Aim -
An exact reproduction of the records is required, with all images left out.

━━━━━ Material for the task ━━━━━

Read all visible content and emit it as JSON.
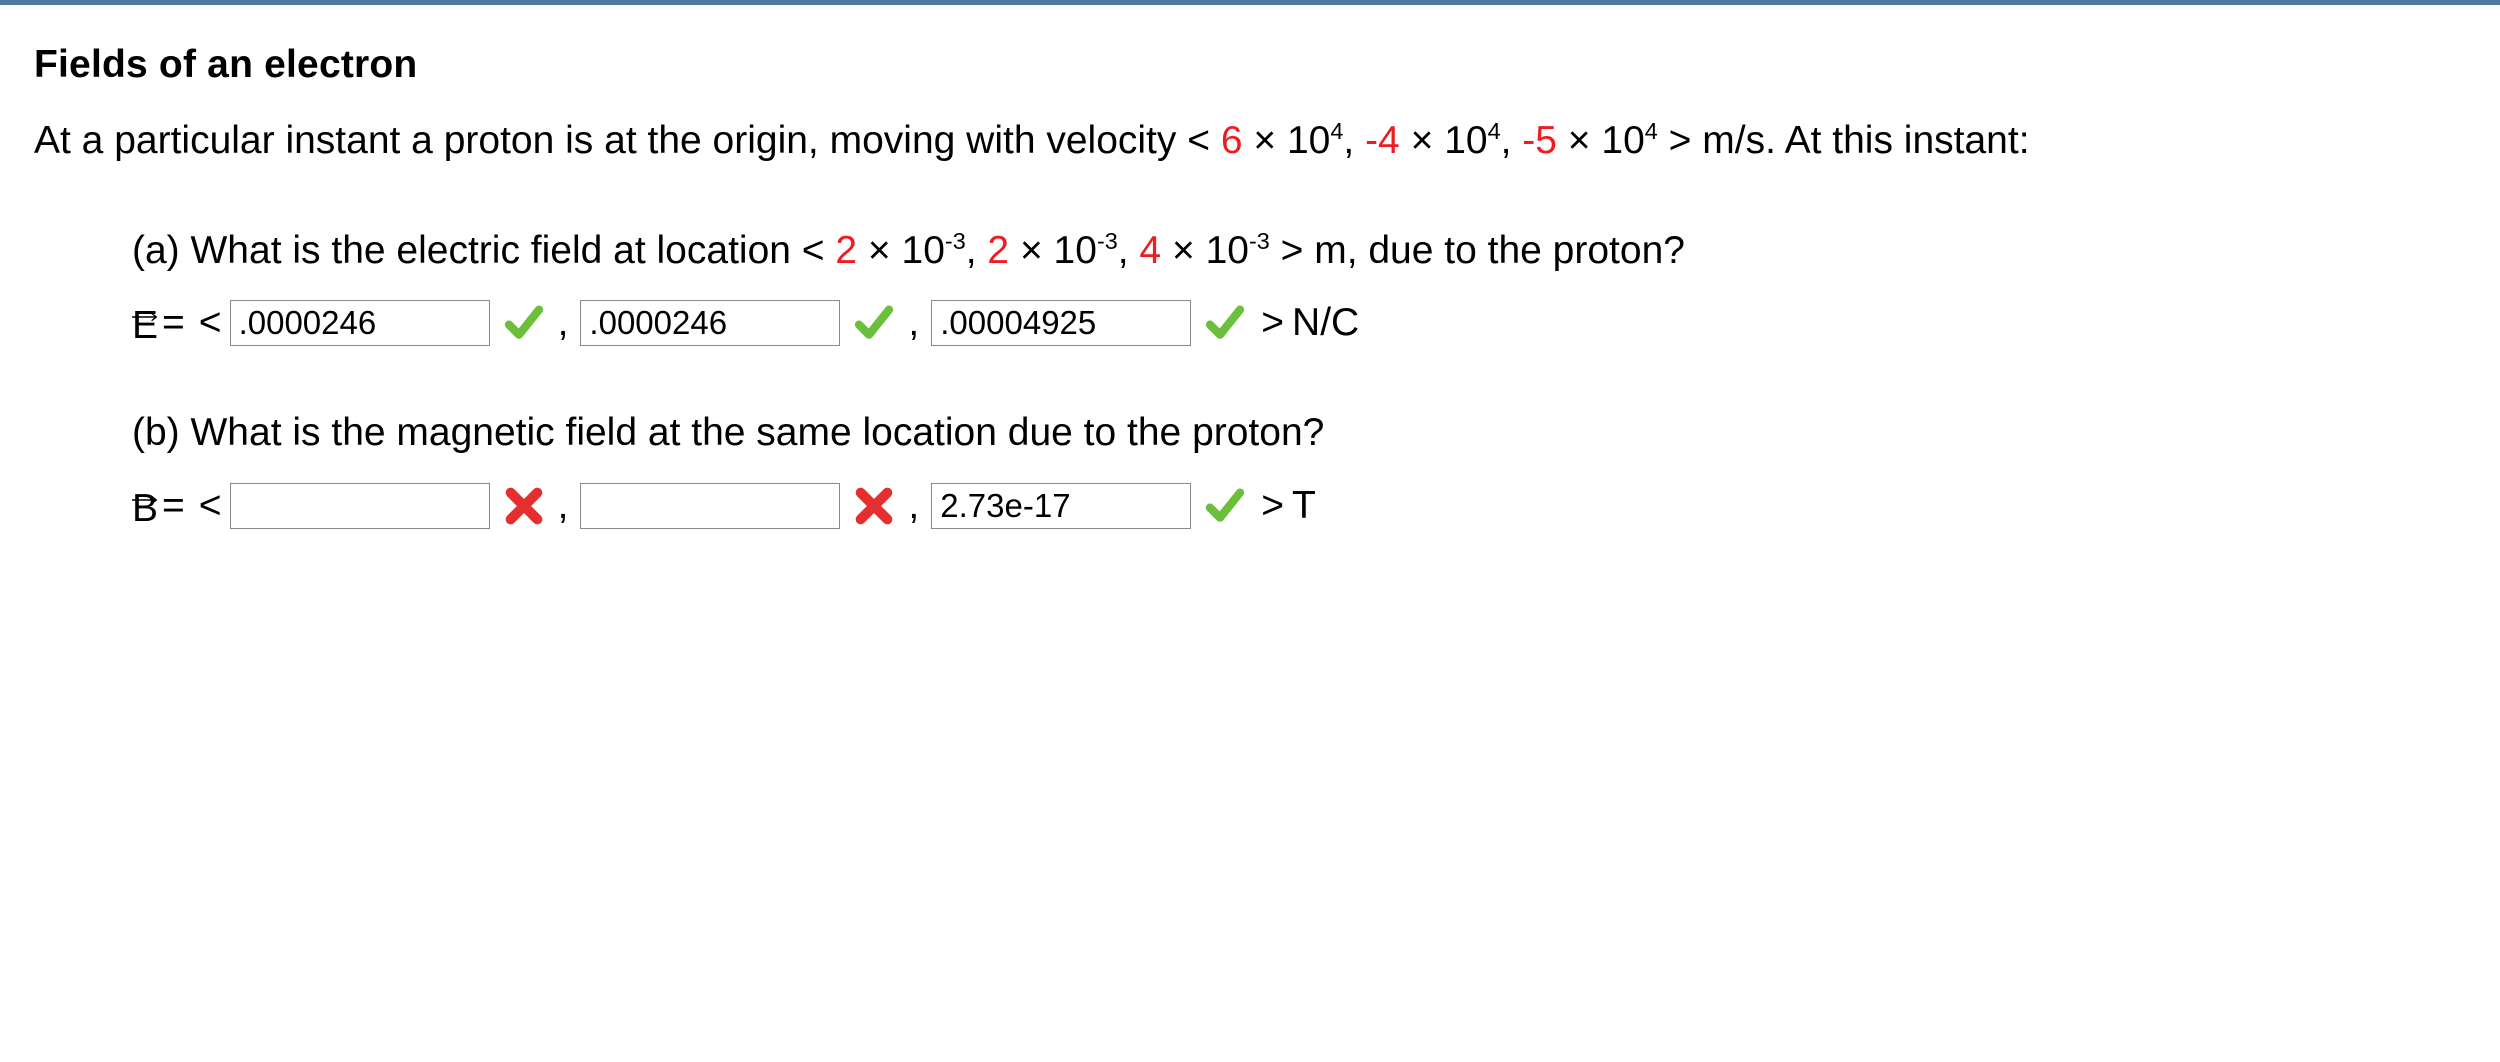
{
  "title": "Fields of an electron",
  "intro": {
    "p1": "At a particular instant a proton is at the origin, moving with velocity < ",
    "v1_coef": "6",
    "times1": " × 10",
    "exp1": "4",
    "sep1": ", ",
    "v2_coef": "-4",
    "times2": " × 10",
    "exp2": "4",
    "sep2": ", ",
    "v3_coef": "-5",
    "times3": " × 10",
    "exp3": "4",
    "p_end": " > m/s. At this instant:"
  },
  "a": {
    "q1": "(a) What is the electric field at location < ",
    "c1": "2",
    "x1": " × 10",
    "e1": "-3",
    "s1": ", ",
    "c2": "2",
    "x2": " × 10",
    "e2": "-3",
    "s2": ", ",
    "c3": "4",
    "x3": " × 10",
    "e3": "-3",
    "q_end": " > m, due to the proton?",
    "vec_label": "E",
    "eq": " = ",
    "lt": "<",
    "gt": ">",
    "v1": ".0000246",
    "v2": ".0000246",
    "v3": ".00004925",
    "unit": "N/C",
    "comma": ",",
    "status": [
      "correct",
      "correct",
      "correct"
    ]
  },
  "b": {
    "q": "(b) What is the magnetic field at the same location due to the proton?",
    "vec_label": "B",
    "eq": " = ",
    "lt": "<",
    "gt": ">",
    "v1": "",
    "v2": "",
    "v3": "2.73e-17",
    "unit": "T",
    "comma": ",",
    "status": [
      "incorrect",
      "incorrect",
      "correct"
    ]
  }
}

━━━━━

Response to the exercise -
Read all visible content and emit it as JSON.
{
  "title": "Fields of an electron",
  "intro": {
    "p1": "At a particular instant a proton is at the origin, moving with velocity < ",
    "v1_coef": "6",
    "times1": " × 10",
    "exp1": "4",
    "sep1": ", ",
    "v2_coef": "-4",
    "times2": " × 10",
    "exp2": "4",
    "sep2": ", ",
    "v3_coef": "-5",
    "times3": " × 10",
    "exp3": "4",
    "p_end": " > m/s. At this instant:"
  },
  "a": {
    "q1": "(a) What is the electric field at location < ",
    "c1": "2",
    "x1": " × 10",
    "e1": "-3",
    "s1": ", ",
    "c2": "2",
    "x2": " × 10",
    "e2": "-3",
    "s2": ", ",
    "c3": "4",
    "x3": " × 10",
    "e3": "-3",
    "q_end": " > m, due to the proton?",
    "vec_label": "E",
    "eq": " = ",
    "lt": "<",
    "gt": ">",
    "v1": ".0000246",
    "v2": ".0000246",
    "v3": ".00004925",
    "unit": "N/C",
    "comma": ",",
    "status": [
      "correct",
      "correct",
      "correct"
    ]
  },
  "b": {
    "q": "(b) What is the magnetic field at the same location due to the proton?",
    "vec_label": "B",
    "eq": " = ",
    "lt": "<",
    "gt": ">",
    "v1": "",
    "v2": "",
    "v3": "2.73e-17",
    "unit": "T",
    "comma": ",",
    "status": [
      "incorrect",
      "incorrect",
      "correct"
    ]
  }
}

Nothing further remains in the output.